### Aim:
Write out every entry exactly as it appears.

### Data extract:
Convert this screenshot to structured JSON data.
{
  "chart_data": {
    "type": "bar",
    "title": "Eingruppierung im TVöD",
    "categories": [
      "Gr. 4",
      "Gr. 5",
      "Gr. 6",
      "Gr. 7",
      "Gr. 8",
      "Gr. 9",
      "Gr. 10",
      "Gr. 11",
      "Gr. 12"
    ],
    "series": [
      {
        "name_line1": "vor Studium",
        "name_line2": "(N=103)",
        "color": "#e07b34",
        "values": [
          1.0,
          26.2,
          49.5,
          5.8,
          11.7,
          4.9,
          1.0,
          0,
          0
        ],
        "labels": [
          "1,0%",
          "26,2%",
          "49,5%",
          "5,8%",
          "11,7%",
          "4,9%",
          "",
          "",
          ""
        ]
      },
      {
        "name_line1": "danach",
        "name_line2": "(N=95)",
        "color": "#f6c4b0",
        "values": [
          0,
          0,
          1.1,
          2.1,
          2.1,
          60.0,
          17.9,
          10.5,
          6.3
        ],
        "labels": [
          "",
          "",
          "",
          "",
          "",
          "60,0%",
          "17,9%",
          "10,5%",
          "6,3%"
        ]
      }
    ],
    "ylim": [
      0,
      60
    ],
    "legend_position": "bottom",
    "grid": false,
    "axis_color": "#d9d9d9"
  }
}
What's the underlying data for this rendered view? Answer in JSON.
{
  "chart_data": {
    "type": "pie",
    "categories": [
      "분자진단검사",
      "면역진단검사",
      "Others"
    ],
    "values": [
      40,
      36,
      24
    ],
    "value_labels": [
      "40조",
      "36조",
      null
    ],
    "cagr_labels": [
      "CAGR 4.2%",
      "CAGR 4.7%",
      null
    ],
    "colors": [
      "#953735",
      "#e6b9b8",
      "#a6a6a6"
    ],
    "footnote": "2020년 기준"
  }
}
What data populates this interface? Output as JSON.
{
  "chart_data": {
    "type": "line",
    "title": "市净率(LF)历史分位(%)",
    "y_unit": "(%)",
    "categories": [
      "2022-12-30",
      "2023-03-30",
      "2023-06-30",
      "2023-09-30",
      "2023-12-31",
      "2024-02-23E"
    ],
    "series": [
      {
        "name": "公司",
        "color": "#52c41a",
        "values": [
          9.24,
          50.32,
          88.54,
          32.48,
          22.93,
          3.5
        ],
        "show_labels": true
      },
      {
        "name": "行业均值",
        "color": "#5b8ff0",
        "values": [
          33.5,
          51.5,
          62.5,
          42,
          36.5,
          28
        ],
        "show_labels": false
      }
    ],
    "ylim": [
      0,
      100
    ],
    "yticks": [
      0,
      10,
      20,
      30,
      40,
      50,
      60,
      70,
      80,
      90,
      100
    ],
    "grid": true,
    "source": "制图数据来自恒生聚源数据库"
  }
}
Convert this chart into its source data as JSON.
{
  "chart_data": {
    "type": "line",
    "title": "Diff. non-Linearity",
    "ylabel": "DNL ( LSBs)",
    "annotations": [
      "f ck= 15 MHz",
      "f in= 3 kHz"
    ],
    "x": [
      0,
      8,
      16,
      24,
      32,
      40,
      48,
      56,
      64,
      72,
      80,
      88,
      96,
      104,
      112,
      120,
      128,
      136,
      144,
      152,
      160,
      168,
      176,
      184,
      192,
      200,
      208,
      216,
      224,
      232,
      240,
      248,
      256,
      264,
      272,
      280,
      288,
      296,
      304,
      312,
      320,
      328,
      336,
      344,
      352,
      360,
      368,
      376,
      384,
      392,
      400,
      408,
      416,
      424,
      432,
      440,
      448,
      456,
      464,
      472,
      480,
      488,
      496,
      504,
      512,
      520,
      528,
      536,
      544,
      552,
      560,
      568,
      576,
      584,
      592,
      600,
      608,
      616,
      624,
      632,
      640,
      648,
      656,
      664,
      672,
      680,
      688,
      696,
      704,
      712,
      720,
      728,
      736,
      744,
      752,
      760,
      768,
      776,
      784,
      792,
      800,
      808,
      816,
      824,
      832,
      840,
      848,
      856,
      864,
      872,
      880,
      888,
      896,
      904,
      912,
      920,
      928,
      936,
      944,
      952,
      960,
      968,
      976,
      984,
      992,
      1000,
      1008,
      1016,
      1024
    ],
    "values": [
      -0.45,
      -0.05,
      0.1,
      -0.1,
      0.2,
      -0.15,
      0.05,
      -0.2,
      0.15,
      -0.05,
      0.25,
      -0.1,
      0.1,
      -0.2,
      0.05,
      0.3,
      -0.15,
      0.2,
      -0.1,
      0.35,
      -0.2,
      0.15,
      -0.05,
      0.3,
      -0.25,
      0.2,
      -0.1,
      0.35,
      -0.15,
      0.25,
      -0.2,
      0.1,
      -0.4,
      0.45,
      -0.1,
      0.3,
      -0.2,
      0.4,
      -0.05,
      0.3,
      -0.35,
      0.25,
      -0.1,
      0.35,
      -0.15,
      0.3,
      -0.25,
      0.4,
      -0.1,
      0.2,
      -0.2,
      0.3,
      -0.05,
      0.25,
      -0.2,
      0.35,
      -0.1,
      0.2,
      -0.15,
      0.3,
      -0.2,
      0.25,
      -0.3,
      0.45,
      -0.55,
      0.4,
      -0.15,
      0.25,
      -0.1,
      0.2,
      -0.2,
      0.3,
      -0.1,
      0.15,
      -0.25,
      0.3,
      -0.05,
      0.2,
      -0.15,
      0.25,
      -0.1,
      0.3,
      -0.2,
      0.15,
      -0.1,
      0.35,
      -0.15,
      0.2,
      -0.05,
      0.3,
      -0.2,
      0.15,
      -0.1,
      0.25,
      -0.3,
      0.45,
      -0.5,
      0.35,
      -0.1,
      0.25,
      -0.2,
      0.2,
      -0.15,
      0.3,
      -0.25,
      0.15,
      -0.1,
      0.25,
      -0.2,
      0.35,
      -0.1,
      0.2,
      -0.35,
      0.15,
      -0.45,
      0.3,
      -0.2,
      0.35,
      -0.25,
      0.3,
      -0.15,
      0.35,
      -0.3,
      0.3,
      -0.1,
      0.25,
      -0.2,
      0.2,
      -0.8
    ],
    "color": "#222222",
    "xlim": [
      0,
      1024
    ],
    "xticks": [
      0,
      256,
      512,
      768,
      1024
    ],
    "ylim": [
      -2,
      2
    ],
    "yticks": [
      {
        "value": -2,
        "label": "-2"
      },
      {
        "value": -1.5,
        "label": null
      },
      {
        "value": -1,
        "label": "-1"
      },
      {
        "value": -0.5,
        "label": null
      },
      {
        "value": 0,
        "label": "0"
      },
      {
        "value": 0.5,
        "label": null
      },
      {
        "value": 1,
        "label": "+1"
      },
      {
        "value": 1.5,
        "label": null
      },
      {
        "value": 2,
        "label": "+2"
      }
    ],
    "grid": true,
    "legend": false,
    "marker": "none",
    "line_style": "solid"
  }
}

### Solution to this exercise:
Convert this screenshot to structured JSON data.
{
  "chart_data": {
    "type": "bar",
    "title": "Eingruppierung im TVöD",
    "categories": [
      "Gr. 4",
      "Gr. 5",
      "Gr. 6",
      "Gr. 7",
      "Gr. 8",
      "Gr. 9",
      "Gr. 10",
      "Gr. 11",
      "Gr. 12"
    ],
    "series": [
      {
        "name_line1": "vor Studium",
        "name_line2": "(N=103)",
        "color": "#e07b34",
        "values": [
          1.0,
          26.2,
          49.5,
          5.8,
          11.7,
          4.9,
          1.0,
          0,
          0
        ],
        "labels": [
          "1,0%",
          "26,2%",
          "49,5%",
          "5,8%",
          "11,7%",
          "4,9%",
          "",
          "",
          ""
        ]
      },
      {
        "name_line1": "danach",
        "name_line2": "(N=95)",
        "color": "#f6c4b0",
        "values": [
          0,
          0,
          1.1,
          2.1,
          2.1,
          60.0,
          17.9,
          10.5,
          6.3
        ],
        "labels": [
          "",
          "",
          "",
          "",
          "",
          "60,0%",
          "17,9%",
          "10,5%",
          "6,3%"
        ]
      }
    ],
    "ylim": [
      0,
      60
    ],
    "legend_position": "bottom",
    "grid": false,
    "axis_color": "#d9d9d9"
  }
}
What's the underlying data for this rendered view? Answer in JSON.
{
  "chart_data": {
    "type": "pie",
    "categories": [
      "분자진단검사",
      "면역진단검사",
      "Others"
    ],
    "values": [
      40,
      36,
      24
    ],
    "value_labels": [
      "40조",
      "36조",
      null
    ],
    "cagr_labels": [
      "CAGR 4.2%",
      "CAGR 4.7%",
      null
    ],
    "colors": [
      "#953735",
      "#e6b9b8",
      "#a6a6a6"
    ],
    "footnote": "2020년 기준"
  }
}
What data populates this interface? Output as JSON.
{
  "chart_data": {
    "type": "line",
    "title": "市净率(LF)历史分位(%)",
    "y_unit": "(%)",
    "categories": [
      "2022-12-30",
      "2023-03-30",
      "2023-06-30",
      "2023-09-30",
      "2023-12-31",
      "2024-02-23E"
    ],
    "series": [
      {
        "name": "公司",
        "color": "#52c41a",
        "values": [
          9.24,
          50.32,
          88.54,
          32.48,
          22.93,
          3.5
        ],
        "show_labels": true
      },
      {
        "name": "行业均值",
        "color": "#5b8ff0",
        "values": [
          33.5,
          51.5,
          62.5,
          42,
          36.5,
          28
        ],
        "show_labels": false
      }
    ],
    "ylim": [
      0,
      100
    ],
    "yticks": [
      0,
      10,
      20,
      30,
      40,
      50,
      60,
      70,
      80,
      90,
      100
    ],
    "grid": true,
    "source": "制图数据来自恒生聚源数据库"
  }
}
Convert this chart into its source data as JSON.
{
  "chart_data": {
    "type": "line",
    "title": "Diff. non-Linearity",
    "ylabel": "DNL ( LSBs)",
    "annotations": [
      "f ck= 15 MHz",
      "f in= 3 kHz"
    ],
    "x": [
      0,
      8,
      16,
      24,
      32,
      40,
      48,
      56,
      64,
      72,
      80,
      88,
      96,
      104,
      112,
      120,
      128,
      136,
      144,
      152,
      160,
      168,
      176,
      184,
      192,
      200,
      208,
      216,
      224,
      232,
      240,
      248,
      256,
      264,
      272,
      280,
      288,
      296,
      304,
      312,
      320,
      328,
      336,
      344,
      352,
      360,
      368,
      376,
      384,
      392,
      400,
      408,
      416,
      424,
      432,
      440,
      448,
      456,
      464,
      472,
      480,
      488,
      496,
      504,
      512,
      520,
      528,
      536,
      544,
      552,
      560,
      568,
      576,
      584,
      592,
      600,
      608,
      616,
      624,
      632,
      640,
      648,
      656,
      664,
      672,
      680,
      688,
      696,
      704,
      712,
      720,
      728,
      736,
      744,
      752,
      760,
      768,
      776,
      784,
      792,
      800,
      808,
      816,
      824,
      832,
      840,
      848,
      856,
      864,
      872,
      880,
      888,
      896,
      904,
      912,
      920,
      928,
      936,
      944,
      952,
      960,
      968,
      976,
      984,
      992,
      1000,
      1008,
      1016,
      1024
    ],
    "values": [
      -0.45,
      -0.05,
      0.1,
      -0.1,
      0.2,
      -0.15,
      0.05,
      -0.2,
      0.15,
      -0.05,
      0.25,
      -0.1,
      0.1,
      -0.2,
      0.05,
      0.3,
      -0.15,
      0.2,
      -0.1,
      0.35,
      -0.2,
      0.15,
      -0.05,
      0.3,
      -0.25,
      0.2,
      -0.1,
      0.35,
      -0.15,
      0.25,
      -0.2,
      0.1,
      -0.4,
      0.45,
      -0.1,
      0.3,
      -0.2,
      0.4,
      -0.05,
      0.3,
      -0.35,
      0.25,
      -0.1,
      0.35,
      -0.15,
      0.3,
      -0.25,
      0.4,
      -0.1,
      0.2,
      -0.2,
      0.3,
      -0.05,
      0.25,
      -0.2,
      0.35,
      -0.1,
      0.2,
      -0.15,
      0.3,
      -0.2,
      0.25,
      -0.3,
      0.45,
      -0.55,
      0.4,
      -0.15,
      0.25,
      -0.1,
      0.2,
      -0.2,
      0.3,
      -0.1,
      0.15,
      -0.25,
      0.3,
      -0.05,
      0.2,
      -0.15,
      0.25,
      -0.1,
      0.3,
      -0.2,
      0.15,
      -0.1,
      0.35,
      -0.15,
      0.2,
      -0.05,
      0.3,
      -0.2,
      0.15,
      -0.1,
      0.25,
      -0.3,
      0.45,
      -0.5,
      0.35,
      -0.1,
      0.25,
      -0.2,
      0.2,
      -0.15,
      0.3,
      -0.25,
      0.15,
      -0.1,
      0.25,
      -0.2,
      0.35,
      -0.1,
      0.2,
      -0.35,
      0.15,
      -0.45,
      0.3,
      -0.2,
      0.35,
      -0.25,
      0.3,
      -0.15,
      0.35,
      -0.3,
      0.3,
      -0.1,
      0.25,
      -0.2,
      0.2,
      -0.8
    ],
    "color": "#222222",
    "xlim": [
      0,
      1024
    ],
    "xticks": [
      0,
      256,
      512,
      768,
      1024
    ],
    "ylim": [
      -2,
      2
    ],
    "yticks": [
      {
        "value": -2,
        "label": "-2"
      },
      {
        "value": -1.5,
        "label": null
      },
      {
        "value": -1,
        "label": "-1"
      },
      {
        "value": -0.5,
        "label": null
      },
      {
        "value": 0,
        "label": "0"
      },
      {
        "value": 0.5,
        "label": null
      },
      {
        "value": 1,
        "label": "+1"
      },
      {
        "value": 1.5,
        "label": null
      },
      {
        "value": 2,
        "label": "+2"
      }
    ],
    "grid": true,
    "legend": false,
    "marker": "none",
    "line_style": "solid"
  }
}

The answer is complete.